● **YOUR OBJECTIVE**: Scan the lines below for the word "эксплуатации". Copy each line you find it in.

● **DATA EXTRACT**:
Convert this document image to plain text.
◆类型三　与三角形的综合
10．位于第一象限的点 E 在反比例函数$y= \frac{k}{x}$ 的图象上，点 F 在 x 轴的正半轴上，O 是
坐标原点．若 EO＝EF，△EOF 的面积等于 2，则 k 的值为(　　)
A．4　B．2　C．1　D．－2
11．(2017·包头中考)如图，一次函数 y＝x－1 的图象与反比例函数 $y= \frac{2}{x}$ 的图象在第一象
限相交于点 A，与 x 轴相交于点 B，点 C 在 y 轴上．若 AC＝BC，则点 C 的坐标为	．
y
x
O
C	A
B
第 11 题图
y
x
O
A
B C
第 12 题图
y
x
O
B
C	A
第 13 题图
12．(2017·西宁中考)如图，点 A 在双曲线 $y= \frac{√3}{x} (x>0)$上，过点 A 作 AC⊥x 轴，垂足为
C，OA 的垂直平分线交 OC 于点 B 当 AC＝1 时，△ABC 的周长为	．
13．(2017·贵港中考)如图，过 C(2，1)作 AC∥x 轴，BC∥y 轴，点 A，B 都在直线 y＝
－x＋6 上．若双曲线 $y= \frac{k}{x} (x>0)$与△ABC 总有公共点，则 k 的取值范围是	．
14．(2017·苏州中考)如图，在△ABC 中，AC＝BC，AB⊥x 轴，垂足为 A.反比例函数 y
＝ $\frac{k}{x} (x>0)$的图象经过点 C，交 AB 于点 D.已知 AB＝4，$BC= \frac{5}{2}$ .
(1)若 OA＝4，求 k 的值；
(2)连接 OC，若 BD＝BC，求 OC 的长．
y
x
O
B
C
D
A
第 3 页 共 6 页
==
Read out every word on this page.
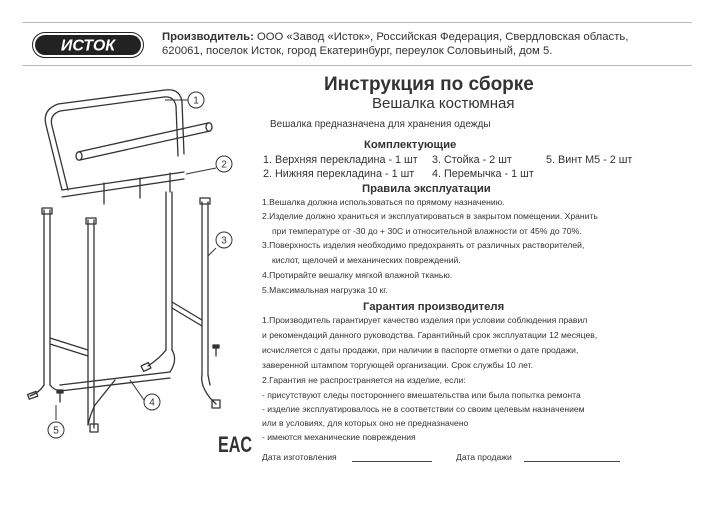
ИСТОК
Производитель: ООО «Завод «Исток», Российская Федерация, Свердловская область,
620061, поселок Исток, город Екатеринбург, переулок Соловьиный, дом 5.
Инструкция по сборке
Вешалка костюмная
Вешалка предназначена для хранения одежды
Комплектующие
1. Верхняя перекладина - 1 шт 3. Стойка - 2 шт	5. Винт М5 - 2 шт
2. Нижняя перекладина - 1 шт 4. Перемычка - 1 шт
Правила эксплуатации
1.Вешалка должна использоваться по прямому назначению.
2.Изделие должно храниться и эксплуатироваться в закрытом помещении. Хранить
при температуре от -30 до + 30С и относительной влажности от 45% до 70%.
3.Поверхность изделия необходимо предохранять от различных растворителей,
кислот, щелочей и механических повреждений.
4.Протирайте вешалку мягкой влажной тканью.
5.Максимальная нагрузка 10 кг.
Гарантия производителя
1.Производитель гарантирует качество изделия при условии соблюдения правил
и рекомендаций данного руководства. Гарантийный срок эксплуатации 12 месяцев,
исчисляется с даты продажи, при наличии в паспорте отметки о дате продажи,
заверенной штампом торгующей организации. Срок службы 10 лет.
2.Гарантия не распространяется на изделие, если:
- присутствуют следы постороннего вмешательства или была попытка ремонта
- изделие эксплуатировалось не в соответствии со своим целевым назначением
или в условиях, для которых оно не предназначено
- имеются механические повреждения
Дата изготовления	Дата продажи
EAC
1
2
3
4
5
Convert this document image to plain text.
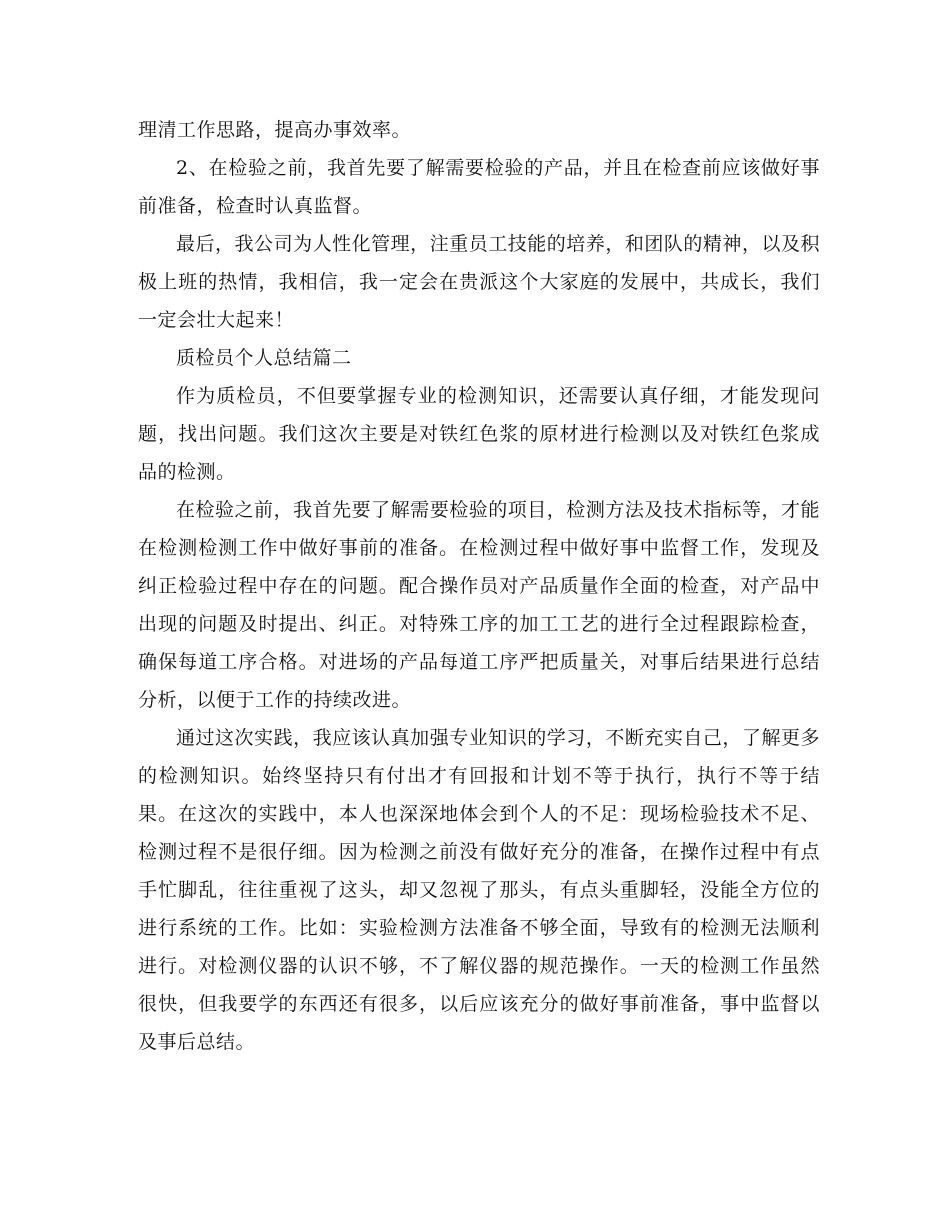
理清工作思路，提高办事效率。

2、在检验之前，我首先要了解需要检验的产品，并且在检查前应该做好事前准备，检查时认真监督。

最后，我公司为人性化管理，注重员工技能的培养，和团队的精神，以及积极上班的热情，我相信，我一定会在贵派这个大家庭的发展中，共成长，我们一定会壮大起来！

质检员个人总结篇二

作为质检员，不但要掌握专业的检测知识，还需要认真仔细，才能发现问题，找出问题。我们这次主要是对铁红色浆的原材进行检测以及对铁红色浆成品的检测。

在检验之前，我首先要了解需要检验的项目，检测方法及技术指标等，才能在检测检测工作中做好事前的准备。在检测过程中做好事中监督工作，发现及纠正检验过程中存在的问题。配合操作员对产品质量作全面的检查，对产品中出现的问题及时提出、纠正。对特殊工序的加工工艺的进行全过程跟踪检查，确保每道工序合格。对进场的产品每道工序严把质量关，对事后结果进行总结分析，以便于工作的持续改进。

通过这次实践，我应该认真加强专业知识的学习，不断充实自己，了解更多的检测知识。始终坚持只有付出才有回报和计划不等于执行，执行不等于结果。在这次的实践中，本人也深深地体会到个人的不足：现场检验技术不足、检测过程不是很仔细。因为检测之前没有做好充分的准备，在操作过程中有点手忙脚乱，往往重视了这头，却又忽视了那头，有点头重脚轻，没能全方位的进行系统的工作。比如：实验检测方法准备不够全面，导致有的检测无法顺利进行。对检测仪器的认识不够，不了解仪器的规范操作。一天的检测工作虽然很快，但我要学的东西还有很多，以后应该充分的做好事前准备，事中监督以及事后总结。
==
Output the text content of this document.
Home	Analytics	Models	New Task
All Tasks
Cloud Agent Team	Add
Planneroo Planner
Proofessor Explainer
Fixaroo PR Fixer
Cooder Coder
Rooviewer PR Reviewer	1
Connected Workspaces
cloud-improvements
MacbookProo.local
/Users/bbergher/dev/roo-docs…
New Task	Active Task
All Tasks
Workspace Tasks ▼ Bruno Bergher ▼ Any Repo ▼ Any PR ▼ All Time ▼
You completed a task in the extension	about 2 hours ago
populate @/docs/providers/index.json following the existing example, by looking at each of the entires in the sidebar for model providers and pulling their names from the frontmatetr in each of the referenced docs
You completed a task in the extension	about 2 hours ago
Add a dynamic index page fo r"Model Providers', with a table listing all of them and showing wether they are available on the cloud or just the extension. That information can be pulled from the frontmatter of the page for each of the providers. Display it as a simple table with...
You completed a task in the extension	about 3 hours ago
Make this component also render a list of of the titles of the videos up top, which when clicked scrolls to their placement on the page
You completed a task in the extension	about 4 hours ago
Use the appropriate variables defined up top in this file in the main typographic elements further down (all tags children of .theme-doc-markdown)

● **CORRECT OUTPUT**:
Правила эксплуатации
и рекомендаций данного руководства. Гарантийный срок эксплуатации 12 месяцев,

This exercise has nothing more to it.